» **EXERCISE GOAL**
Write out the listing below again, precisely as it is given.
::::::::::
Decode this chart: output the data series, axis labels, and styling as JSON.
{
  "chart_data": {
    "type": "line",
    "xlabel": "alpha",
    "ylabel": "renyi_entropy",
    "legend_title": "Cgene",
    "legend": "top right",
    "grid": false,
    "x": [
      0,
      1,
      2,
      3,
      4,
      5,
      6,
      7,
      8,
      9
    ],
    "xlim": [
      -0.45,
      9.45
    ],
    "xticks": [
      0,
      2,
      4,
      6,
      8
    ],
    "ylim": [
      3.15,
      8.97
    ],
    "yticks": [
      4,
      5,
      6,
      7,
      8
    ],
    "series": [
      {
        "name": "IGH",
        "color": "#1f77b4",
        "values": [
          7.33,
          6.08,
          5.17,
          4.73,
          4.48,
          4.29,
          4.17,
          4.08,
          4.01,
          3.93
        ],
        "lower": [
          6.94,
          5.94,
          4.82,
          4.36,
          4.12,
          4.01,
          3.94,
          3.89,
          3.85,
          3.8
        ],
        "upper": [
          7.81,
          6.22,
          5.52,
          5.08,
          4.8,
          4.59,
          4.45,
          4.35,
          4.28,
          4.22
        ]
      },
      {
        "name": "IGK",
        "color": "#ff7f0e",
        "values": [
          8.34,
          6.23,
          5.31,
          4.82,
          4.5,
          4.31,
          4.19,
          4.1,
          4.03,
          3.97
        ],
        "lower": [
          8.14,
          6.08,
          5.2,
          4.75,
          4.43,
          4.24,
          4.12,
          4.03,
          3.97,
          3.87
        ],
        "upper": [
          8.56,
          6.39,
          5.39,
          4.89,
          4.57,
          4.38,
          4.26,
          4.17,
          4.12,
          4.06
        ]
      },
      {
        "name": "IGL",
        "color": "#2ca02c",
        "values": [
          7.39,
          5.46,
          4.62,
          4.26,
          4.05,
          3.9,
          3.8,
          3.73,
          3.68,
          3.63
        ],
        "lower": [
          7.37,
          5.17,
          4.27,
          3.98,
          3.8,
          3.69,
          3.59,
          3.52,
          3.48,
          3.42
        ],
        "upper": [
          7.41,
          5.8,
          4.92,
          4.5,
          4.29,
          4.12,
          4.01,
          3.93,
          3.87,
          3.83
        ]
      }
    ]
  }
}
::::::::::
» **TASK SOLUTION**
Decode this chart: output the data series, axis labels, and styling as JSON.
{
  "chart_data": {
    "type": "line",
    "xlabel": "alpha",
    "ylabel": "renyi_entropy",
    "legend_title": "Cgene",
    "legend": "top right",
    "grid": false,
    "x": [
      0,
      1,
      2,
      3,
      4,
      5,
      6,
      7,
      8,
      9
    ],
    "xlim": [
      -0.45,
      9.45
    ],
    "xticks": [
      0,
      2,
      4,
      6,
      8
    ],
    "ylim": [
      3.15,
      8.97
    ],
    "yticks": [
      4,
      5,
      6,
      7,
      8
    ],
    "series": [
      {
        "name": "IGH",
        "color": "#1f77b4",
        "values": [
          7.33,
          6.08,
          5.17,
          4.73,
          4.48,
          4.29,
          4.17,
          4.08,
          4.01,
          3.93
        ],
        "lower": [
          6.94,
          5.94,
          4.82,
          4.36,
          4.12,
          4.01,
          3.94,
          3.89,
          3.85,
          3.8
        ],
        "upper": [
          7.81,
          6.22,
          5.52,
          5.08,
          4.8,
          4.59,
          4.45,
          4.35,
          4.28,
          4.22
        ]
      },
      {
        "name": "IGK",
        "color": "#ff7f0e",
        "values": [
          8.34,
          6.23,
          5.31,
          4.82,
          4.5,
          4.31,
          4.19,
          4.1,
          4.03,
          3.97
        ],
        "lower": [
          8.14,
          6.08,
          5.2,
          4.75,
          4.43,
          4.24,
          4.12,
          4.03,
          3.97,
          3.87
        ],
        "upper": [
          8.56,
          6.39,
          5.39,
          4.89,
          4.57,
          4.38,
          4.26,
          4.17,
          4.12,
          4.06
        ]
      },
      {
        "name": "IGL",
        "color": "#2ca02c",
        "values": [
          7.39,
          5.46,
          4.62,
          4.26,
          4.05,
          3.9,
          3.8,
          3.73,
          3.68,
          3.63
        ],
        "lower": [
          7.37,
          5.17,
          4.27,
          3.98,
          3.8,
          3.69,
          3.59,
          3.52,
          3.48,
          3.42
        ],
        "upper": [
          7.41,
          5.8,
          4.92,
          4.5,
          4.29,
          4.12,
          4.01,
          3.93,
          3.87,
          3.83
        ]
      }
    ]
  }
}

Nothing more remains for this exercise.